■ **Job**
Look through the records that follow. Copy every line containing the word "caption".
━━ Dataset entries
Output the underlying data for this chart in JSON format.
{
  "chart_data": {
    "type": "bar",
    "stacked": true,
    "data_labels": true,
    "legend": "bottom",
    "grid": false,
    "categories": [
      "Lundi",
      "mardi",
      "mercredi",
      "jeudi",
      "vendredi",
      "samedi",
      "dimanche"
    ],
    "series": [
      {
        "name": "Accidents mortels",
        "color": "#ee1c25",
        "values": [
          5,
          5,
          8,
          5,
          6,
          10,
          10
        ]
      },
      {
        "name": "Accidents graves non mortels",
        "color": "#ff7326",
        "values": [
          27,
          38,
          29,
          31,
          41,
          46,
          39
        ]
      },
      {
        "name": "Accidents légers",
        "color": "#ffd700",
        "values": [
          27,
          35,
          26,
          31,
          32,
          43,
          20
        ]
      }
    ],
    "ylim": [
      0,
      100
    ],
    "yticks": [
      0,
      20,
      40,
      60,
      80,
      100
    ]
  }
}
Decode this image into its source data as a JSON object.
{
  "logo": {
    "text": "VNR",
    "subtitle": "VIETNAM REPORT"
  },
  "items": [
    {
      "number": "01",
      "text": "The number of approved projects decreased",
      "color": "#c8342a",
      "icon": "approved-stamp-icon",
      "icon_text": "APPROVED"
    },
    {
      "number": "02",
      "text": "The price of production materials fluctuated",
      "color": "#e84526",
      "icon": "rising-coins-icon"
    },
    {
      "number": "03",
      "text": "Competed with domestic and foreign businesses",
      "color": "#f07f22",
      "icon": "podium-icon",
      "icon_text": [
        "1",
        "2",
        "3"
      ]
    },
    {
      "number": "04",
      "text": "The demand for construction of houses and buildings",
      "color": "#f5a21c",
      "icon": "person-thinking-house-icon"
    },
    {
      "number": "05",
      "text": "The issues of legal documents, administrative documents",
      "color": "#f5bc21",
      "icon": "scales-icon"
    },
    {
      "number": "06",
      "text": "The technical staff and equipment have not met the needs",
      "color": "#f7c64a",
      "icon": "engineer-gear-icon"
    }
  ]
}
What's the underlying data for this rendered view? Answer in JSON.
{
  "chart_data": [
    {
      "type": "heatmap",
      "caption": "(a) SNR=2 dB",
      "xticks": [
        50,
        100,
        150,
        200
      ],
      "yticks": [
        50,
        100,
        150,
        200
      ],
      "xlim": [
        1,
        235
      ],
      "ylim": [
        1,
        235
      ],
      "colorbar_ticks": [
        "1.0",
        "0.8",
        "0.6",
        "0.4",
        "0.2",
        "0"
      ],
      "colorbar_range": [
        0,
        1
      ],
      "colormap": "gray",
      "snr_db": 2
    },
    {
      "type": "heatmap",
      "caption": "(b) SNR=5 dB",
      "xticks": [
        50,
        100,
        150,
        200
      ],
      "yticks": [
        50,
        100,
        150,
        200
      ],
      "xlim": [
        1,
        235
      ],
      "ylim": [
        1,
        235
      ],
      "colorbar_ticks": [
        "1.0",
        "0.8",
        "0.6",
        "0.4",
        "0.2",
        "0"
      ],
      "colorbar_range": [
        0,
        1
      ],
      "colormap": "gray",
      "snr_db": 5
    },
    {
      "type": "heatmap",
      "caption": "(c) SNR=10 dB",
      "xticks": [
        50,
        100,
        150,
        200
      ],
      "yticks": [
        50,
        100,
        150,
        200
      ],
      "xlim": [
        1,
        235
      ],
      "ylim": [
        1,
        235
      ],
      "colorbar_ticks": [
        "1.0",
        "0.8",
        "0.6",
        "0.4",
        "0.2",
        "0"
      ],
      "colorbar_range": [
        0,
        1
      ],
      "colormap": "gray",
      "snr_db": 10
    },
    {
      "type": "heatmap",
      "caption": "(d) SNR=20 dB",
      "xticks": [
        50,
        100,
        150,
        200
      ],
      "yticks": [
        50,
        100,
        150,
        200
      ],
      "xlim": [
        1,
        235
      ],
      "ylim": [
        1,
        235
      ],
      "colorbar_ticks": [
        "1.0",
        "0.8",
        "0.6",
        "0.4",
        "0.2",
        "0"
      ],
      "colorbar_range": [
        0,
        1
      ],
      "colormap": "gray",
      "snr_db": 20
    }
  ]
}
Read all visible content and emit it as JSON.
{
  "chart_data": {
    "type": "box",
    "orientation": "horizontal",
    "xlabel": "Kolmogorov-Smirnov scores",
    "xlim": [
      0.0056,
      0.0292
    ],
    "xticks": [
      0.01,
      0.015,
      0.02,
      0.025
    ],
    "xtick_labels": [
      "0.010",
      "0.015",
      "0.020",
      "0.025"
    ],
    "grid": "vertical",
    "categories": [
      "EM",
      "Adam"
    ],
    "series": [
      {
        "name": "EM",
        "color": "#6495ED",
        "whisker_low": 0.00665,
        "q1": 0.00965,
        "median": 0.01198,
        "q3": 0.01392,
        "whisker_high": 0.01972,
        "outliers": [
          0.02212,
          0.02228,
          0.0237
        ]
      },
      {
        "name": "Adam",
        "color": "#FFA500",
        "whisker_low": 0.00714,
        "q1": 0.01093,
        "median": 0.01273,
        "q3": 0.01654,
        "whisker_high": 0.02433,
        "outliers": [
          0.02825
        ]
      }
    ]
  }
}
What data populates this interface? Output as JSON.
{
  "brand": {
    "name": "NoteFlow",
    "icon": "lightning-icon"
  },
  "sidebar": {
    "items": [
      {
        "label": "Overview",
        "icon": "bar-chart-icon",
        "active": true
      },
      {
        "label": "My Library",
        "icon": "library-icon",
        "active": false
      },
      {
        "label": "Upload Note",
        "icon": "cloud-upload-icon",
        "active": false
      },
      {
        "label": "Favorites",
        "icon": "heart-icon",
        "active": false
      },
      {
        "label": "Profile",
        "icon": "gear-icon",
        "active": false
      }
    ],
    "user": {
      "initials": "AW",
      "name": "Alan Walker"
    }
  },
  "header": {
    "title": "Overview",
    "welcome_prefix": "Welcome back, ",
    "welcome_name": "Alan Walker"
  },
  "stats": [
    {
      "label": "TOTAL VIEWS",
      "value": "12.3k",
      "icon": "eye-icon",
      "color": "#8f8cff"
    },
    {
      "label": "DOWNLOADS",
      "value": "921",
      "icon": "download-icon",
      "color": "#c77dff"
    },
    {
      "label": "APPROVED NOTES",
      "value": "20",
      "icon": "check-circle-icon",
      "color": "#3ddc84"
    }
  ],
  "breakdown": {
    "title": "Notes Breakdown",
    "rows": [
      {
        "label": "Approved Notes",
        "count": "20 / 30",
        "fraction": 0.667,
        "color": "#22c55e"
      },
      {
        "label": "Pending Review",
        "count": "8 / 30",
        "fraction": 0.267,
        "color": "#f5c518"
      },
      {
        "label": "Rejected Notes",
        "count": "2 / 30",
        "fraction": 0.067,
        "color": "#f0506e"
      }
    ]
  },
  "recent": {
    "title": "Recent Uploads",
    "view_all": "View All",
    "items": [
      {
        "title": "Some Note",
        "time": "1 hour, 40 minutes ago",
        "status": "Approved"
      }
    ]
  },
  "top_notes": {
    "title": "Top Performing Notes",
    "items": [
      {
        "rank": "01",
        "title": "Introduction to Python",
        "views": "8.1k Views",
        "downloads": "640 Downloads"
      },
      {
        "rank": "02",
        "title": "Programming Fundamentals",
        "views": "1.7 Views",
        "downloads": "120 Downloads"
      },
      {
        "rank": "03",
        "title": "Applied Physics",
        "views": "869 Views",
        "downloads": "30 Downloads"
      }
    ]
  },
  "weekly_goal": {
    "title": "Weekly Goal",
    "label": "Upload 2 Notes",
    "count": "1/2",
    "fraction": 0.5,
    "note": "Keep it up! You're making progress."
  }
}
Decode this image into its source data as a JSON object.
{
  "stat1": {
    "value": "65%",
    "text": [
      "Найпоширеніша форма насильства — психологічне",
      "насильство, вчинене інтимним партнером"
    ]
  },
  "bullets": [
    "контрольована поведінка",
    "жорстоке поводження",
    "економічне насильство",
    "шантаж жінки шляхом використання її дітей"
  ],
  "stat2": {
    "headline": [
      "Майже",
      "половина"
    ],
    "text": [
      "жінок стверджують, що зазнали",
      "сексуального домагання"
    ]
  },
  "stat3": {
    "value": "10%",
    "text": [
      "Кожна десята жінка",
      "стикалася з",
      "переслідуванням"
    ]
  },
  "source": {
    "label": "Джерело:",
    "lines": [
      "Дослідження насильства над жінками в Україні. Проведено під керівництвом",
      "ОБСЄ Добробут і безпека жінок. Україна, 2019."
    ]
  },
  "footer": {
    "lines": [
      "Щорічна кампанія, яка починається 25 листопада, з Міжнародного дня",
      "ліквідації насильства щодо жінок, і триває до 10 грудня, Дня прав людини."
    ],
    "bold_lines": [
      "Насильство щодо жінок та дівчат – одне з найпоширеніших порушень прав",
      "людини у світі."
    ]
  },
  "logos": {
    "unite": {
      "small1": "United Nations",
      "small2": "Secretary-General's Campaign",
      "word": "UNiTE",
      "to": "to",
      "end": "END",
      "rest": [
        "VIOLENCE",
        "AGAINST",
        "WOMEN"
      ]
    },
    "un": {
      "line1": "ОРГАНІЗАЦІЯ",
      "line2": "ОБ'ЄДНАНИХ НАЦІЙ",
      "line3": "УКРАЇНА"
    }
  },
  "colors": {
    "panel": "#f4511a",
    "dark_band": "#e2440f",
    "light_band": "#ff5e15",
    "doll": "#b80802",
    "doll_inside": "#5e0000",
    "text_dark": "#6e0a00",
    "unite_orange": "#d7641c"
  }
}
━━━━
■ **Exercise output**
      "caption": "(a) SNR=2 dB",
      "caption": "(b) SNR=5 dB",
      "caption": "(c) SNR=10 dB",
      "caption": "(d) SNR=20 dB",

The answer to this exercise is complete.